WHAT THIS TASK INVOLVES: Omit every image, and transcribe the remaining entries exactly as given.

DATA:
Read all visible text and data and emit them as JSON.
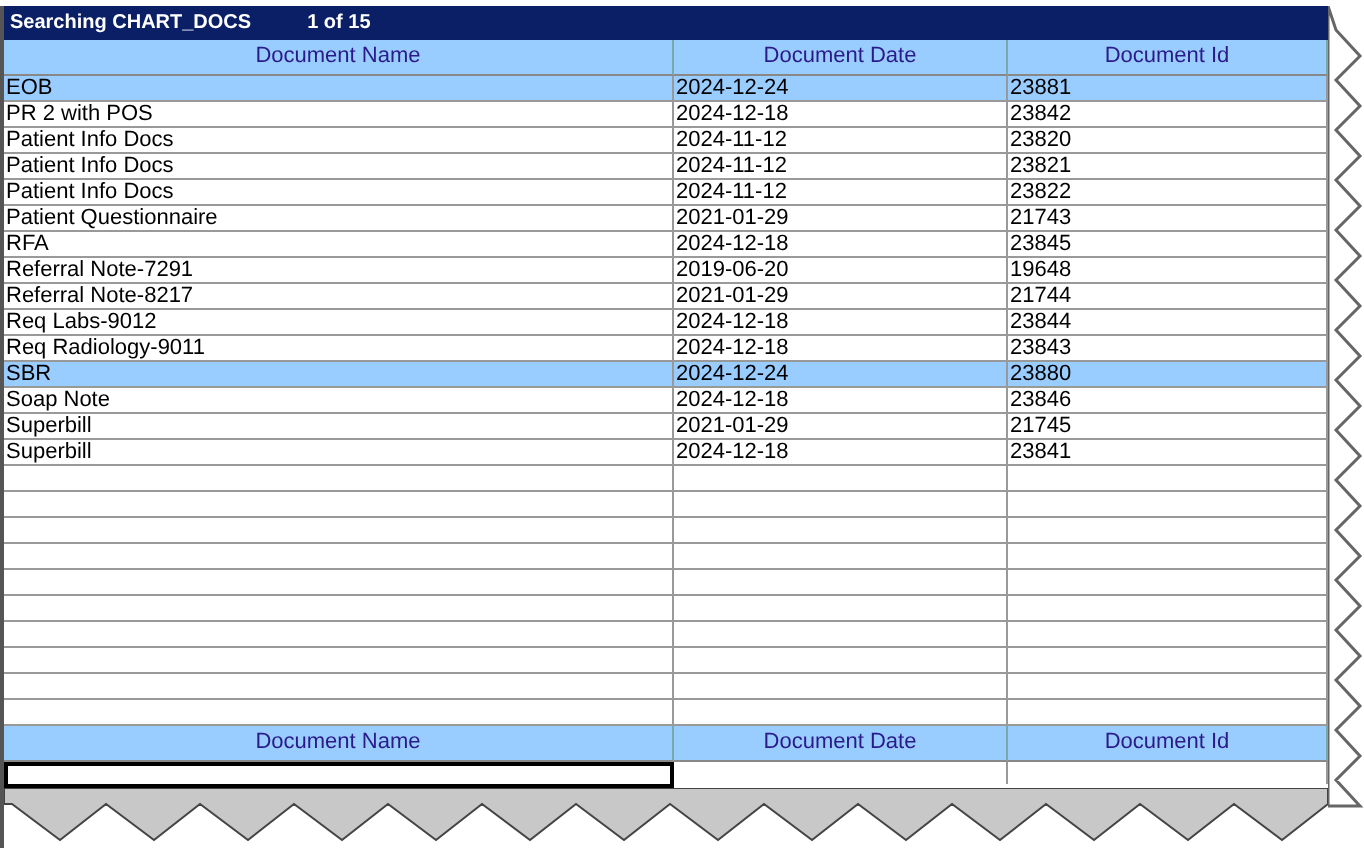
{
  "title_bar": {
    "title": "Searching CHART_DOCS",
    "counter": "1 of 15"
  },
  "table": {
    "columns": [
      "Document Name",
      "Document Date",
      "Document Id"
    ],
    "rows": [
      {
        "cells": [
          "EOB",
          "2024-12-24",
          "23881"
        ],
        "selected": true
      },
      {
        "cells": [
          "PR 2 with POS",
          "2024-12-18",
          "23842"
        ],
        "selected": false
      },
      {
        "cells": [
          "Patient Info Docs",
          "2024-11-12",
          "23820"
        ],
        "selected": false
      },
      {
        "cells": [
          "Patient Info Docs",
          "2024-11-12",
          "23821"
        ],
        "selected": false
      },
      {
        "cells": [
          "Patient Info Docs",
          "2024-11-12",
          "23822"
        ],
        "selected": false
      },
      {
        "cells": [
          "Patient Questionnaire",
          "2021-01-29",
          "21743"
        ],
        "selected": false
      },
      {
        "cells": [
          "RFA",
          "2024-12-18",
          "23845"
        ],
        "selected": false
      },
      {
        "cells": [
          "Referral Note-7291",
          "2019-06-20",
          "19648"
        ],
        "selected": false
      },
      {
        "cells": [
          "Referral Note-8217",
          "2021-01-29",
          "21744"
        ],
        "selected": false
      },
      {
        "cells": [
          "Req Labs-9012",
          "2024-12-18",
          "23844"
        ],
        "selected": false
      },
      {
        "cells": [
          "Req Radiology-9011",
          "2024-12-18",
          "23843"
        ],
        "selected": false
      },
      {
        "cells": [
          "SBR",
          "2024-12-24",
          "23880"
        ],
        "selected": true
      },
      {
        "cells": [
          "Soap Note",
          "2024-12-18",
          "23846"
        ],
        "selected": false
      },
      {
        "cells": [
          "Superbill",
          "2021-01-29",
          "21745"
        ],
        "selected": false
      },
      {
        "cells": [
          "Superbill",
          "2024-12-18",
          "23841"
        ],
        "selected": false
      }
    ]
  },
  "filter": {
    "columns": [
      "Document Name",
      "Document Date",
      "Document Id"
    ],
    "fields": [
      {
        "focused": true
      },
      {
        "focused": false
      },
      {
        "focused": false
      }
    ]
  }
}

FULL ANSWER:
Read all visible text and data and emit them as JSON.
{
  "title_bar": {
    "title": "Searching CHART_DOCS",
    "counter": "1 of 15"
  },
  "table": {
    "columns": [
      "Document Name",
      "Document Date",
      "Document Id"
    ],
    "rows": [
      {
        "cells": [
          "EOB",
          "2024-12-24",
          "23881"
        ],
        "selected": true
      },
      {
        "cells": [
          "PR 2 with POS",
          "2024-12-18",
          "23842"
        ],
        "selected": false
      },
      {
        "cells": [
          "Patient Info Docs",
          "2024-11-12",
          "23820"
        ],
        "selected": false
      },
      {
        "cells": [
          "Patient Info Docs",
          "2024-11-12",
          "23821"
        ],
        "selected": false
      },
      {
        "cells": [
          "Patient Info Docs",
          "2024-11-12",
          "23822"
        ],
        "selected": false
      },
      {
        "cells": [
          "Patient Questionnaire",
          "2021-01-29",
          "21743"
        ],
        "selected": false
      },
      {
        "cells": [
          "RFA",
          "2024-12-18",
          "23845"
        ],
        "selected": false
      },
      {
        "cells": [
          "Referral Note-7291",
          "2019-06-20",
          "19648"
        ],
        "selected": false
      },
      {
        "cells": [
          "Referral Note-8217",
          "2021-01-29",
          "21744"
        ],
        "selected": false
      },
      {
        "cells": [
          "Req Labs-9012",
          "2024-12-18",
          "23844"
        ],
        "selected": false
      },
      {
        "cells": [
          "Req Radiology-9011",
          "2024-12-18",
          "23843"
        ],
        "selected": false
      },
      {
        "cells": [
          "SBR",
          "2024-12-24",
          "23880"
        ],
        "selected": true
      },
      {
        "cells": [
          "Soap Note",
          "2024-12-18",
          "23846"
        ],
        "selected": false
      },
      {
        "cells": [
          "Superbill",
          "2021-01-29",
          "21745"
        ],
        "selected": false
      },
      {
        "cells": [
          "Superbill",
          "2024-12-18",
          "23841"
        ],
        "selected": false
      }
    ]
  },
  "filter": {
    "columns": [
      "Document Name",
      "Document Date",
      "Document Id"
    ],
    "fields": [
      {
        "focused": true
      },
      {
        "focused": false
      },
      {
        "focused": false
      }
    ]
  }
}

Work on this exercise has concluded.